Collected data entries
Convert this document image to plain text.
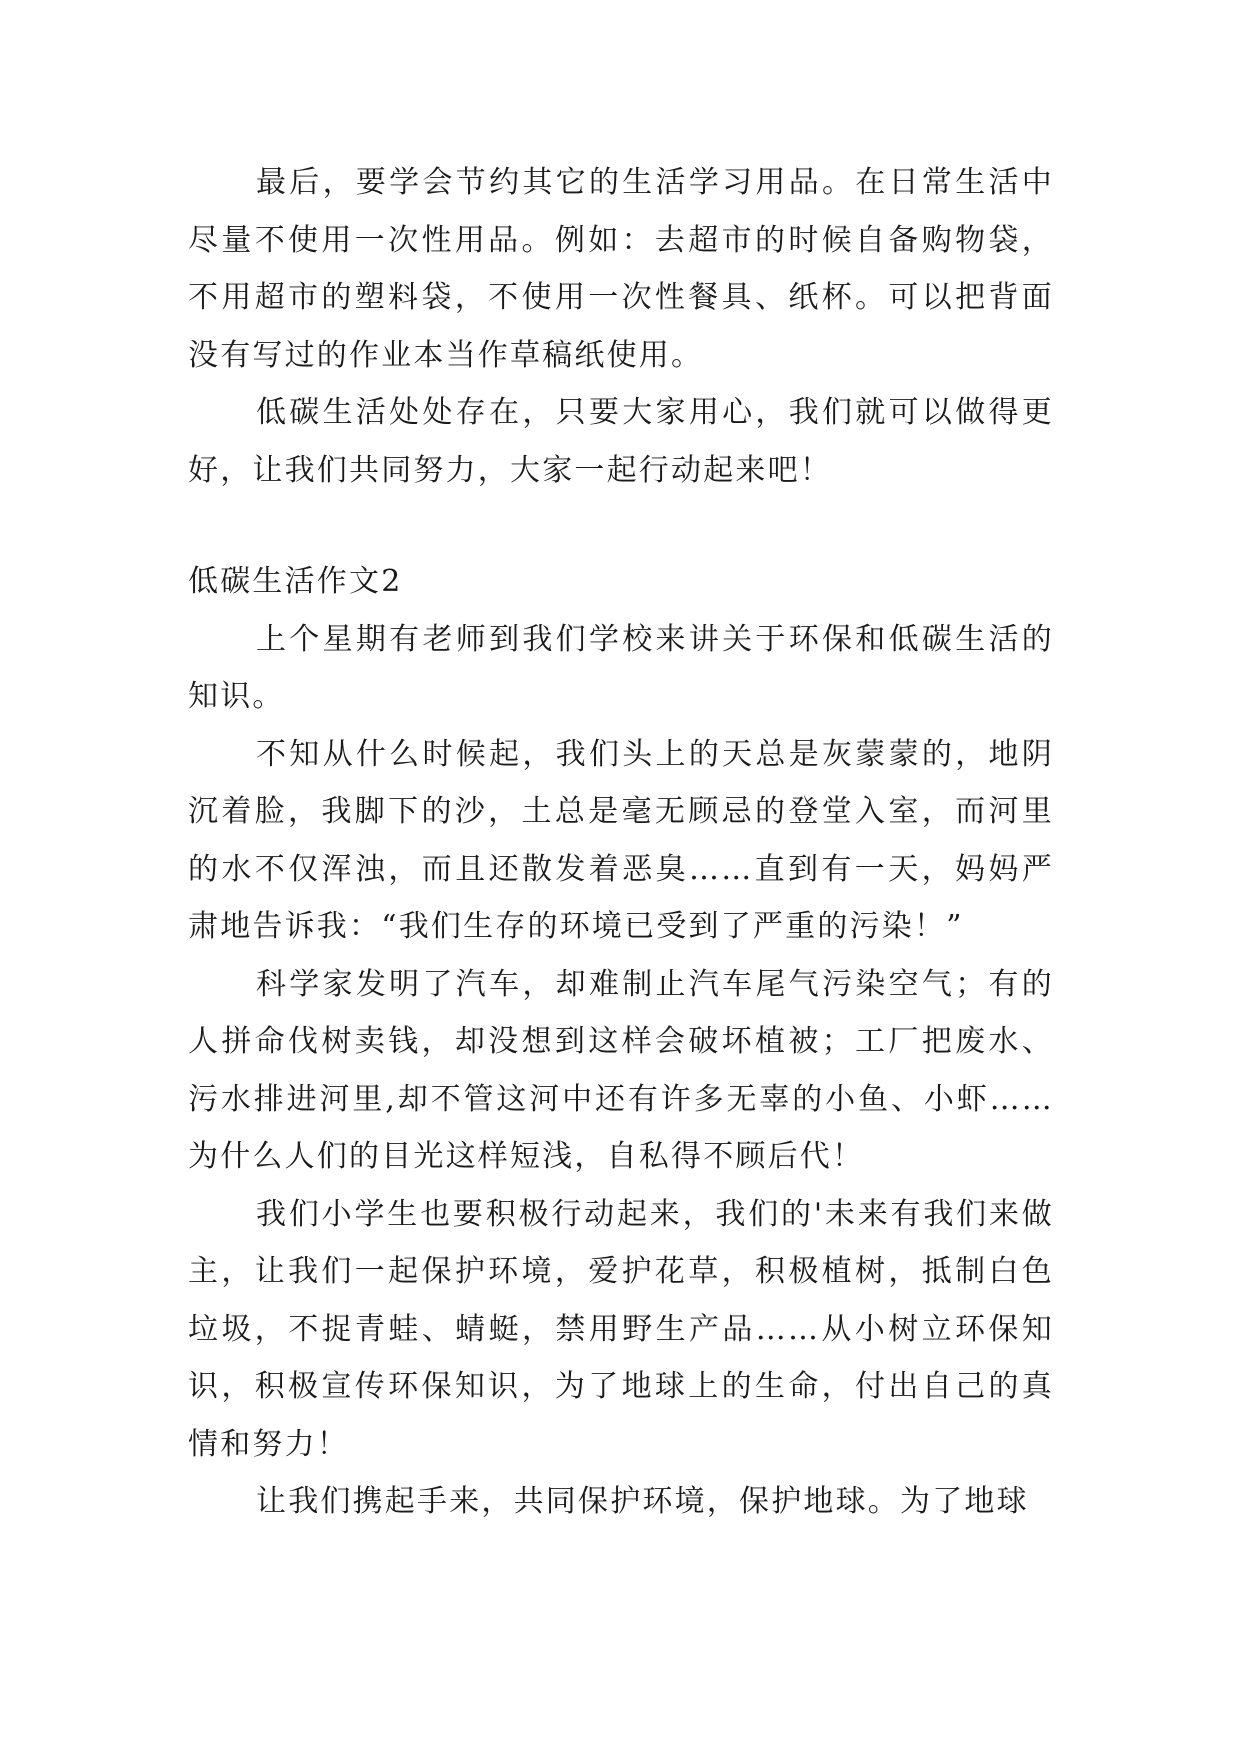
最后，要学会节约其它的生活学习用品。在日常生活中尽量不使用一次性用品。例如：去超市的时候自备购物袋，不用超市的塑料袋，不使用一次性餐具、纸杯。可以把背面没有写过的作业本当作草稿纸使用。

低碳生活处处存在，只要大家用心，我们就可以做得更好，让我们共同努力，大家一起行动起来吧！

低碳生活作文2

上个星期有老师到我们学校来讲关于环保和低碳生活的知识。

不知从什么时候起，我们头上的天总是灰蒙蒙的，地阴沉着脸，我脚下的沙，土总是毫无顾忌的登堂入室，而河里的水不仅浑浊，而且还散发着恶臭……直到有一天，妈妈严肃地告诉我：“我们生存的环境已受到了严重的污染！”

科学家发明了汽车，却难制止汽车尾气污染空气；有的人拼命伐树卖钱，却没想到这样会破坏植被；工厂把废水、污水排进河里,却不管这河中还有许多无辜的小鱼、小虾……为什么人们的目光这样短浅，自私得不顾后代！

我们小学生也要积极行动起来，我们的'未来有我们来做主，让我们一起保护环境，爱护花草，积极植树，抵制白色垃圾，不捉青蛙、蜻蜓，禁用野生产品……从小树立环保知识，积极宣传环保知识，为了地球上的生命，付出自己的真情和努力！

让我们携起手来，共同保护环境，保护地球。为了地球
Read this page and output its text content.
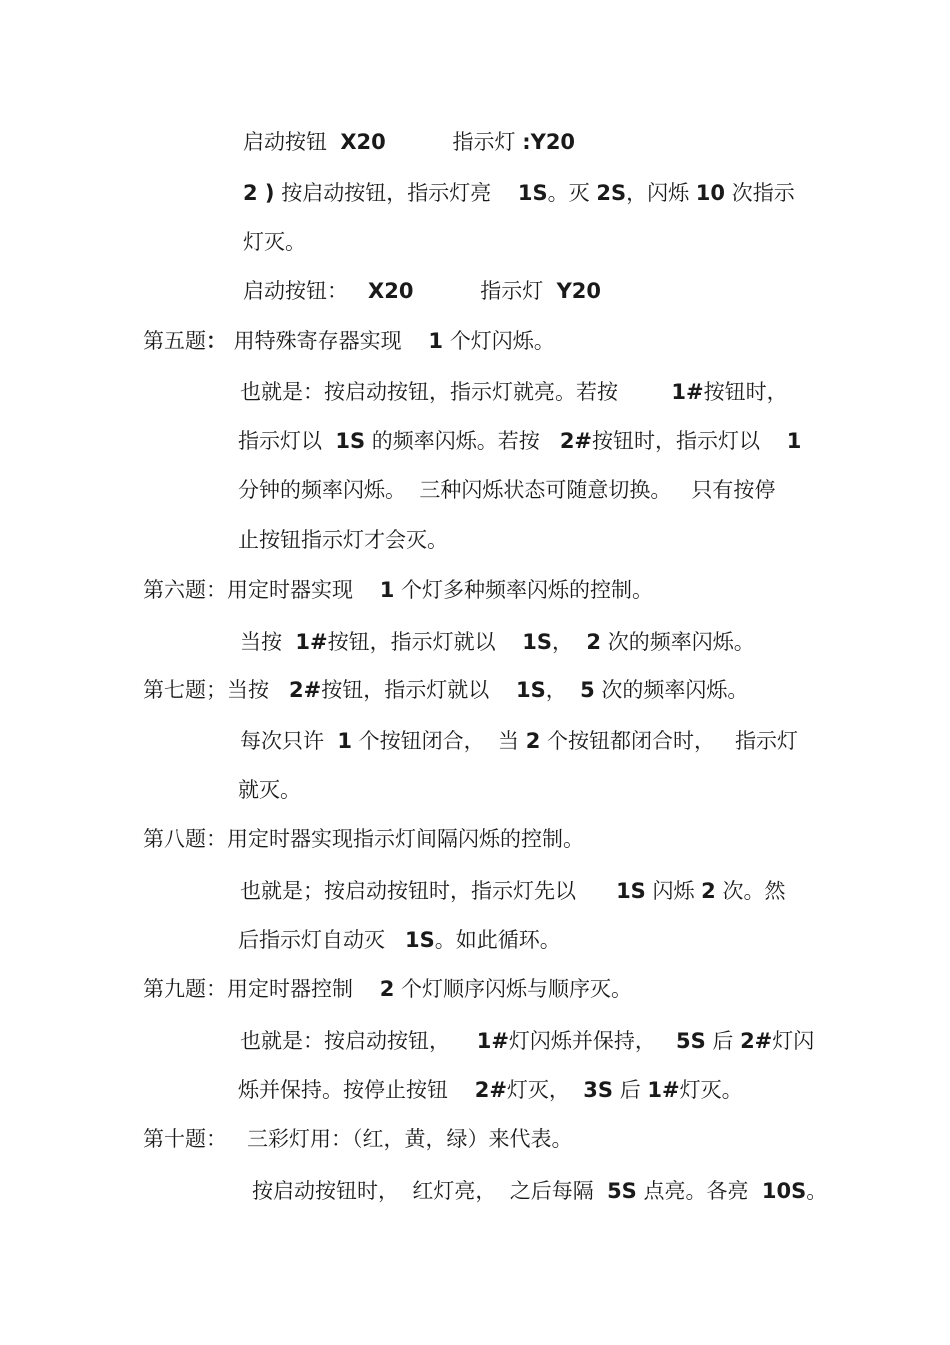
启动按钮  X20          指示灯 :Y20
2 ) 按启动按钮，指示灯亮    1S。灭 2S，闪烁 10 次指示
灯灭。
启动按钮：   X20          指示灯  Y20
第五题： 用特殊寄存器实现    1 个灯闪烁。
也就是：按启动按钮，指示灯就亮。若按        1#按钮时，
指示灯以  1S 的频率闪烁。若按   2#按钮时，指示灯以    1
分钟的频率闪烁。  三种闪烁状态可随意切换。   只有按停
止按钮指示灯才会灭。
第六题：用定时器实现    1 个灯多种频率闪烁的控制。
当按  1#按钮，指示灯就以    1S，  2 次的频率闪烁。
第七题；当按   2#按钮，指示灯就以    1S，  5 次的频率闪烁。
每次只许  1 个按钮闭合，  当 2 个按钮都闭合时，   指示灯
就灭。
第八题：用定时器实现指示灯间隔闪烁的控制。
也就是；按启动按钮时，指示灯先以      1S 闪烁 2 次。然
后指示灯自动灭   1S。如此循环。
第九题：用定时器控制    2 个灯顺序闪烁与顺序灭。
也就是：按启动按钮，    1#灯闪烁并保持，   5S 后 2#灯闪
烁并保持。按停止按钮    2#灯灭，  3S 后 1#灯灭。
第十题：   三彩灯用：（红，黄，绿）来代表。
按启动按钮时，  红灯亮，  之后每隔  5S 点亮。各亮  10S。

* _Directions_
Take the records above from the line with "Read this page and output its text content." down to their last line and please copy those lines exactly, without the pictures.

* _Complete output_
Read this page and output its text content.
启动按钮  X20          指示灯 :Y20
2 ) 按启动按钮，指示灯亮    1S。灭 2S，闪烁 10 次指示
灯灭。
启动按钮：   X20          指示灯  Y20
第五题： 用特殊寄存器实现    1 个灯闪烁。
也就是：按启动按钮，指示灯就亮。若按        1#按钮时，
指示灯以  1S 的频率闪烁。若按   2#按钮时，指示灯以    1
分钟的频率闪烁。  三种闪烁状态可随意切换。   只有按停
止按钮指示灯才会灭。
第六题：用定时器实现    1 个灯多种频率闪烁的控制。
当按  1#按钮，指示灯就以    1S，  2 次的频率闪烁。
第七题；当按   2#按钮，指示灯就以    1S，  5 次的频率闪烁。
每次只许  1 个按钮闭合，  当 2 个按钮都闭合时，   指示灯
就灭。
第八题：用定时器实现指示灯间隔闪烁的控制。
也就是；按启动按钮时，指示灯先以      1S 闪烁 2 次。然
后指示灯自动灭   1S。如此循环。
第九题：用定时器控制    2 个灯顺序闪烁与顺序灭。
也就是：按启动按钮，    1#灯闪烁并保持，   5S 后 2#灯闪
烁并保持。按停止按钮    2#灯灭，  3S 后 1#灯灭。
第十题：   三彩灯用：（红，黄，绿）来代表。
按启动按钮时，  红灯亮，  之后每隔  5S 点亮。各亮  10S。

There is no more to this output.